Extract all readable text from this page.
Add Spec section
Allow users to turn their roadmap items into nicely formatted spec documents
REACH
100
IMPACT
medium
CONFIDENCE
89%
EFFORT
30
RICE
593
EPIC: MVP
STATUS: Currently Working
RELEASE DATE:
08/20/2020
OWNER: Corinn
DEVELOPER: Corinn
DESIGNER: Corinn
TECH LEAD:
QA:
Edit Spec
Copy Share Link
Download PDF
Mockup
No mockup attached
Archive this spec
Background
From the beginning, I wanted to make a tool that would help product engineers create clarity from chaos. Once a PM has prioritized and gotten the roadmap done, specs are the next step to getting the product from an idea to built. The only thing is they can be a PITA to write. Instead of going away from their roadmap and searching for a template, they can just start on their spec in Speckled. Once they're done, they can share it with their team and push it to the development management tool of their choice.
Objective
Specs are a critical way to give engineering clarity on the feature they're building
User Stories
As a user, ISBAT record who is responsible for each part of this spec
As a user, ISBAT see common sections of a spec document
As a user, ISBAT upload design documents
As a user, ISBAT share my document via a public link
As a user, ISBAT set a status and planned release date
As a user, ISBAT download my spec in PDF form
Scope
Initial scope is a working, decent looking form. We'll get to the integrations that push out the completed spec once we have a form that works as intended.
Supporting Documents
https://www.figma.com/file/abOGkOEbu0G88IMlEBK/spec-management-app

__________

## Exercise instructions
From the data, pick out every line that includes "ISBAT".

## Final result
As a user, ISBAT record who is responsible for each part of this spec
As a user, ISBAT see common sections of a spec document
As a user, ISBAT upload design documents
As a user, ISBAT share my document via a public link
As a user, ISBAT set a status and planned release date
As a user, ISBAT download my spec in PDF form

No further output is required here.